Give the records back in full, exactly as they read.

(Collected data)
▽

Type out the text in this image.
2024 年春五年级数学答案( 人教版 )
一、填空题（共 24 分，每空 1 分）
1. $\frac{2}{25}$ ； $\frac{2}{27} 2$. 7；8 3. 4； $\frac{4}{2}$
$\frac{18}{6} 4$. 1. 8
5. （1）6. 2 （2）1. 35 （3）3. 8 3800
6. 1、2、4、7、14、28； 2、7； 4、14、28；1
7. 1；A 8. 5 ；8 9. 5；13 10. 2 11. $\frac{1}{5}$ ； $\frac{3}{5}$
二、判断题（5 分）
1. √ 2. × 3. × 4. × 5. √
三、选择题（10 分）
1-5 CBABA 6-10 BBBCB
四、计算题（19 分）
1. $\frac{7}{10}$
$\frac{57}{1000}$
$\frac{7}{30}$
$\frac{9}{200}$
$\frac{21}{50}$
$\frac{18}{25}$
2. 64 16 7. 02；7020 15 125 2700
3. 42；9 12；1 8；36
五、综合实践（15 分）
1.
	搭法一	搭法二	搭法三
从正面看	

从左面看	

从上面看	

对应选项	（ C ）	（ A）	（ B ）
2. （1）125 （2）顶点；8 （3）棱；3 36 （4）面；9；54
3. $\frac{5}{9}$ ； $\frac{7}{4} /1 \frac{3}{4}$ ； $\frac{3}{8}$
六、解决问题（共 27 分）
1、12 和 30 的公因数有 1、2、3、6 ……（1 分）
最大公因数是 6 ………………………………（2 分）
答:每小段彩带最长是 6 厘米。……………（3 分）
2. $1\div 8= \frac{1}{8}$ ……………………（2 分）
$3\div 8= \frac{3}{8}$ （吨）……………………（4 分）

△

Result for this task:
Type out the text in this image.
2024 年春五年级数学答案( 人教版 )
一、填空题（共 24 分，每空 1 分）
1. $\frac{2}{25}$ ； $\frac{2}{27} 2$. 7；8 3. 4； $\frac{4}{2}$
$\frac{18}{6} 4$. 1. 8
5. （1）6. 2 （2）1. 35 （3）3. 8 3800
6. 1、2、4、7、14、28； 2、7； 4、14、28；1
7. 1；A 8. 5 ；8 9. 5；13 10. 2 11. $\frac{1}{5}$ ； $\frac{3}{5}$
二、判断题（5 分）
1. √ 2. × 3. × 4. × 5. √
三、选择题（10 分）
1-5 CBABA 6-10 BBBCB
四、计算题（19 分）
1. $\frac{7}{10}$
$\frac{57}{1000}$
$\frac{7}{30}$
$\frac{9}{200}$
$\frac{21}{50}$
$\frac{18}{25}$
2. 64 16 7. 02；7020 15 125 2700
3. 42；9 12；1 8；36
五、综合实践（15 分）
1.
	搭法一	搭法二	搭法三
从正面看	

从左面看	

从上面看	

对应选项	（ C ）	（ A）	（ B ）
2. （1）125 （2）顶点；8 （3）棱；3 36 （4）面；9；54
3. $\frac{5}{9}$ ； $\frac{7}{4} /1 \frac{3}{4}$ ； $\frac{3}{8}$
六、解决问题（共 27 分）
1、12 和 30 的公因数有 1、2、3、6 ……（1 分）
最大公因数是 6 ………………………………（2 分）
答:每小段彩带最长是 6 厘米。……………（3 分）
2. $1\div 8= \frac{1}{8}$ ……………………（2 分）
$3\div 8= \frac{3}{8}$ （吨）……………………（4 分）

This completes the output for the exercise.